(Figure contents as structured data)
════════
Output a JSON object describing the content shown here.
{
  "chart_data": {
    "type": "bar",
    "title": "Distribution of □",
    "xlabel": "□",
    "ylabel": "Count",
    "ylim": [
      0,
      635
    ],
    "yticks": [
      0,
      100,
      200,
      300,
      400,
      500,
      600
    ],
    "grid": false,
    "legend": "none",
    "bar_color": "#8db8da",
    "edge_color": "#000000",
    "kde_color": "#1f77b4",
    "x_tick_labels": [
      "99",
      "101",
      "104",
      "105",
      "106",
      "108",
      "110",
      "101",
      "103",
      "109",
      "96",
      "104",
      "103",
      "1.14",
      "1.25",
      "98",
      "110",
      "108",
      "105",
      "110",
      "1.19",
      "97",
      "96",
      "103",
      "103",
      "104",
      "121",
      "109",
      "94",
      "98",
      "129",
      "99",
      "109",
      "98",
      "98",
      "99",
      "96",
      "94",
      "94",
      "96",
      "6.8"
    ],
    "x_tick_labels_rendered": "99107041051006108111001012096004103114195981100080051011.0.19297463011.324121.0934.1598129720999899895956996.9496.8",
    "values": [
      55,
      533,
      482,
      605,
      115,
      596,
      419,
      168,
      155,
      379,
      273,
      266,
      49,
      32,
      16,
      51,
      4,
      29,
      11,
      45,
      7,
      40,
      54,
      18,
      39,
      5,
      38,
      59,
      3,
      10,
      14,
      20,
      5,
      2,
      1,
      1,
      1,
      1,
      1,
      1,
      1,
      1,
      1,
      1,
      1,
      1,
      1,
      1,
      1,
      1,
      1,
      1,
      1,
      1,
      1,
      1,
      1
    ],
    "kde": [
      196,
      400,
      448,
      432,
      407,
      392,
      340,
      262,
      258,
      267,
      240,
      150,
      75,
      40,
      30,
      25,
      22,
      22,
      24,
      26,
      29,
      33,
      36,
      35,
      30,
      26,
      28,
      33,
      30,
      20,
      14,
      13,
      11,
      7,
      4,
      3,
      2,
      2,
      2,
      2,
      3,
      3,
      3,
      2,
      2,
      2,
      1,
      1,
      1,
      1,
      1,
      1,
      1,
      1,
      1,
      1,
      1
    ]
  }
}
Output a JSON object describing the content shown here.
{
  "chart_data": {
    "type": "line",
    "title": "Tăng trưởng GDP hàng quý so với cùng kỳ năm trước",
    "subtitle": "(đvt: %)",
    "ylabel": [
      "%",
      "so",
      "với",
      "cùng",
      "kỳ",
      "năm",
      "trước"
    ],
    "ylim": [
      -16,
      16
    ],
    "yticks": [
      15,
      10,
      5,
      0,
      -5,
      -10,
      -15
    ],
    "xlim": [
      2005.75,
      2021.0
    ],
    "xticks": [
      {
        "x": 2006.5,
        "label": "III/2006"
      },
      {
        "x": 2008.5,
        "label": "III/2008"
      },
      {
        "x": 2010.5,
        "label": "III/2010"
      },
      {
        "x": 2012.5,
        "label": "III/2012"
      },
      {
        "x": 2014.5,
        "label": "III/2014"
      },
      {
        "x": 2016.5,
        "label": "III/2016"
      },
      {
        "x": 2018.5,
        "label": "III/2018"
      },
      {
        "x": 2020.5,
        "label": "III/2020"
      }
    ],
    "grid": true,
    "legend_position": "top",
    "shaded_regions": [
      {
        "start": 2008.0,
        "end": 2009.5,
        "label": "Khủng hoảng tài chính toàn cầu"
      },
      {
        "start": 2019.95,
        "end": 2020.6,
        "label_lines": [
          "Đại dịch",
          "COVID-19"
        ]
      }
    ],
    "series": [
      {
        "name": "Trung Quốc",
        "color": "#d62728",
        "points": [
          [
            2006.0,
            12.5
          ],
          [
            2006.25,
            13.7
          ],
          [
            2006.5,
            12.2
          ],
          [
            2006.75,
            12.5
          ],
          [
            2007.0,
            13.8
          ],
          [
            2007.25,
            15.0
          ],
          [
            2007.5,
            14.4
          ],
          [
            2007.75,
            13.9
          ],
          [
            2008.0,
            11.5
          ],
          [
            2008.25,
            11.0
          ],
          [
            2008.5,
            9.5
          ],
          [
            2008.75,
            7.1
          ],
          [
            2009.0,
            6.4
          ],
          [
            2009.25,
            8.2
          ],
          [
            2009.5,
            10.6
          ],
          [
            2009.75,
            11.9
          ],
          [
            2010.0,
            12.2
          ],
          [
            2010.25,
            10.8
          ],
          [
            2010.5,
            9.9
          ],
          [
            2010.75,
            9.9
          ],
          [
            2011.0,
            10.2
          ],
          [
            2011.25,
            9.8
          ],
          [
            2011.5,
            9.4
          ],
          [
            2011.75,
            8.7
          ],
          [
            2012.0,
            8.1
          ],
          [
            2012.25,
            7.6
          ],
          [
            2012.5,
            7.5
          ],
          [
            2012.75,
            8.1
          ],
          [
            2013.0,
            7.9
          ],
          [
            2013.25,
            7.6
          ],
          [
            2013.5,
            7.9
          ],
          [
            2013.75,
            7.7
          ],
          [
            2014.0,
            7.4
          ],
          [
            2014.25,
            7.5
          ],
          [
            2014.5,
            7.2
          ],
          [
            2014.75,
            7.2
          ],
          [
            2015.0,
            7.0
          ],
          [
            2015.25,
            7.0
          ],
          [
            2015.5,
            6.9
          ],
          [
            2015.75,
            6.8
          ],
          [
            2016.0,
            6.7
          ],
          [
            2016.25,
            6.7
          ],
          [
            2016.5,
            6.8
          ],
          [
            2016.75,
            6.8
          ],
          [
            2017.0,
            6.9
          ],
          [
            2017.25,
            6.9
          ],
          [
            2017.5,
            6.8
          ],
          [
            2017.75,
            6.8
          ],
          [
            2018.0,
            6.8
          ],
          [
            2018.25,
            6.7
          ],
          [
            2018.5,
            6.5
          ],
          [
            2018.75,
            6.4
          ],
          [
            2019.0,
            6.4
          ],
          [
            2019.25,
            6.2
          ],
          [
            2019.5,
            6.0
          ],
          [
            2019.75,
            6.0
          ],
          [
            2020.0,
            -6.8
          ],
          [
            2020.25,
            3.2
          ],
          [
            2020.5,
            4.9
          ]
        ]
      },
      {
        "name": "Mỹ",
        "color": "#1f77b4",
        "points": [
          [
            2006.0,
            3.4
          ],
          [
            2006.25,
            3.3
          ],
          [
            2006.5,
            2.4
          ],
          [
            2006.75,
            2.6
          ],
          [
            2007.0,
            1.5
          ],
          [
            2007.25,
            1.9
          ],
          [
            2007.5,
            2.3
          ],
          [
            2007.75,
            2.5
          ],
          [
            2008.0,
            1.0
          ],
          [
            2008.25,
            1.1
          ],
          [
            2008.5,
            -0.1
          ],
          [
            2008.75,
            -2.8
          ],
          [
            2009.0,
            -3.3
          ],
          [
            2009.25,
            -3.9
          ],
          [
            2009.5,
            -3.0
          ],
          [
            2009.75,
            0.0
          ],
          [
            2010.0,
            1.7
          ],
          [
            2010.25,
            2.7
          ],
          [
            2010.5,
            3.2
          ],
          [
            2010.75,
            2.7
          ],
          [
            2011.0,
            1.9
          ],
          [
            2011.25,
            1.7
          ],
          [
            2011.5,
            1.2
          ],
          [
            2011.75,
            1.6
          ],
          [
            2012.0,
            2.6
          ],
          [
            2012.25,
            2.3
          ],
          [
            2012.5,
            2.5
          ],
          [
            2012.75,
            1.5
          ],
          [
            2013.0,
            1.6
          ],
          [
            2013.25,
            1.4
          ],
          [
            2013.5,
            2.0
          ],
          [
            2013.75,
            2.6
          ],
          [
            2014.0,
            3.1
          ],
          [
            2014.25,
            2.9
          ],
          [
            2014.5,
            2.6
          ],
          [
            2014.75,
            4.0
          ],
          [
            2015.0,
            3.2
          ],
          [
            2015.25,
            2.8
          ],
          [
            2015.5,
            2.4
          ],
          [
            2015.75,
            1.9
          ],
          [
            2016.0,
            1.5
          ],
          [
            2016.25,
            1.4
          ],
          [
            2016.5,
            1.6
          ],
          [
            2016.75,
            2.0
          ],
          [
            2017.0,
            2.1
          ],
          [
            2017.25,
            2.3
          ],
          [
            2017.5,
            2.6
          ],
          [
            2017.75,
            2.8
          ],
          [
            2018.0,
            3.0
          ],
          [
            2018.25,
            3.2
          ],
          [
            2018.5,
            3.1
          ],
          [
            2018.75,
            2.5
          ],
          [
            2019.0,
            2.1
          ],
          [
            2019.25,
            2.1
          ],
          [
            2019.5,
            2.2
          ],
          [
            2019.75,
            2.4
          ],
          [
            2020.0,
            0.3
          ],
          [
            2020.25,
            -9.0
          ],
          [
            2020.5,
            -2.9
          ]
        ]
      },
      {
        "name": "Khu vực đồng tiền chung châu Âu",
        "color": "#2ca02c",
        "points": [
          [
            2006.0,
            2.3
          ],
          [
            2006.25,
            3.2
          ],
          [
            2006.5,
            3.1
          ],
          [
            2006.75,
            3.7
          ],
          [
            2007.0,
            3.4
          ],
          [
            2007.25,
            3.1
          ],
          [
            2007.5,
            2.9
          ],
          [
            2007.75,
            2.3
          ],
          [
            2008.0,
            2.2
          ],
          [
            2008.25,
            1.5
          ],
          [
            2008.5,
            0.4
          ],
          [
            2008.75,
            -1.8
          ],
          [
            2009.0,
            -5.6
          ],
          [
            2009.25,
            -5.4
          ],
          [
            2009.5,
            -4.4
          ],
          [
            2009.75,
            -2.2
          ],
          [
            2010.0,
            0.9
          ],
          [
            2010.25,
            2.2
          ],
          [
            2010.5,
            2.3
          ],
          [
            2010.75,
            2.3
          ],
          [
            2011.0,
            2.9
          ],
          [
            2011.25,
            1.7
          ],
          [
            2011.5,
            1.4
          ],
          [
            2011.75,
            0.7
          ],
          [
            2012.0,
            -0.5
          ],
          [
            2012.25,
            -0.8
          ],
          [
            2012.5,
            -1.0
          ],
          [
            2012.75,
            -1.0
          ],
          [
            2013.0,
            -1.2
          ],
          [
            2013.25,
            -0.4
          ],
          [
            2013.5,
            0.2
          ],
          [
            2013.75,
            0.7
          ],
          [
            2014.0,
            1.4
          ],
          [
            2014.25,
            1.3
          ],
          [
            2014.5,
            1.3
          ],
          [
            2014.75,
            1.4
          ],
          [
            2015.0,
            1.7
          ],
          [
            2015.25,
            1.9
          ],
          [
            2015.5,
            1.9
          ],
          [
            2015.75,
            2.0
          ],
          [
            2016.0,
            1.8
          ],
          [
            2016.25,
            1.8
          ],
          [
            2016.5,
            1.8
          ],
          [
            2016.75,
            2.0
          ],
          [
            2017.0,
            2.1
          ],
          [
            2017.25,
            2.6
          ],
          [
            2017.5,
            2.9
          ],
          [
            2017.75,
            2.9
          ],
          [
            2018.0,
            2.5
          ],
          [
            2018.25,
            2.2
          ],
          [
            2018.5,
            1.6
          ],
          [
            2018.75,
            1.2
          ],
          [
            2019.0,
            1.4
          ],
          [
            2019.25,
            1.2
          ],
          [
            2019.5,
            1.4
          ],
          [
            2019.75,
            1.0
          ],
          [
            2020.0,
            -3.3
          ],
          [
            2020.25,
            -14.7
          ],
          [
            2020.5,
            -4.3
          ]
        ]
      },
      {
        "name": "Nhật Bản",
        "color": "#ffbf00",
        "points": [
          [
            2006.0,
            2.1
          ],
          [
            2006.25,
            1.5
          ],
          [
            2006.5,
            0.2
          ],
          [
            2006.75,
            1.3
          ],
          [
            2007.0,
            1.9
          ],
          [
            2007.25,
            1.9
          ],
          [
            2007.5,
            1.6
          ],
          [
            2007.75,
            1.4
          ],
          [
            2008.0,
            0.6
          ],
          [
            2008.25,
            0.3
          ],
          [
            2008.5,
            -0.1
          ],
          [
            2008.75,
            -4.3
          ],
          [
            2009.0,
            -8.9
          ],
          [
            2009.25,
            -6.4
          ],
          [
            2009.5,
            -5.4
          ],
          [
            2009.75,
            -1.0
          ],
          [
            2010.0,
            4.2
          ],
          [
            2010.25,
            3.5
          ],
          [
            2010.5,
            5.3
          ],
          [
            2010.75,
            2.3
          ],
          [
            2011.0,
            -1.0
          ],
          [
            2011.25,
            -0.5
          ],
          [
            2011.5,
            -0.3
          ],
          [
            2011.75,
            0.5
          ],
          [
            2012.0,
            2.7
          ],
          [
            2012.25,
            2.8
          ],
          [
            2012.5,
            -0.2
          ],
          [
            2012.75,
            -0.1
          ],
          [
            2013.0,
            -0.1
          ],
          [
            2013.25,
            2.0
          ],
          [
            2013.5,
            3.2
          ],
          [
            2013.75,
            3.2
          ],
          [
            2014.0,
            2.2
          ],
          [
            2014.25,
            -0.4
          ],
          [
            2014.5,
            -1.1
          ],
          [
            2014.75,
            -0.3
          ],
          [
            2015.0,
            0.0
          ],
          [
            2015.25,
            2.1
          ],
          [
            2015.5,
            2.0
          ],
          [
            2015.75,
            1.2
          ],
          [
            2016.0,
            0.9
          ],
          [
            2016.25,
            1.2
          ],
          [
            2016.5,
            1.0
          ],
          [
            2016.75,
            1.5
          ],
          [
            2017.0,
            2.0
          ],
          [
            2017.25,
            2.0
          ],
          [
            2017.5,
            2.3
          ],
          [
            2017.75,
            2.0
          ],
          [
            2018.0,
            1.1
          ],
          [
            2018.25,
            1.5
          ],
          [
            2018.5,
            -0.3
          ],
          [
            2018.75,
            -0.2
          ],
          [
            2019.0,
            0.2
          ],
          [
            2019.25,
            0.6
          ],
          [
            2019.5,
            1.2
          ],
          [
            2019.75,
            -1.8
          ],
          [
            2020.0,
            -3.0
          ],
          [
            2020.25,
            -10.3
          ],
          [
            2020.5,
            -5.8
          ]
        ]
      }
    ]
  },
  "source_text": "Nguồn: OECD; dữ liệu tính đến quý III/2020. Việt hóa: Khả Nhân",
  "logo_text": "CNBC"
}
════════
(SET EXERCISE): Copy, from the material, each line that holds the string "trước".

(EXERCISE ANSWER):
    "title": "Tăng trưởng GDP hàng quý so với cùng kỳ năm trước",
      "trước"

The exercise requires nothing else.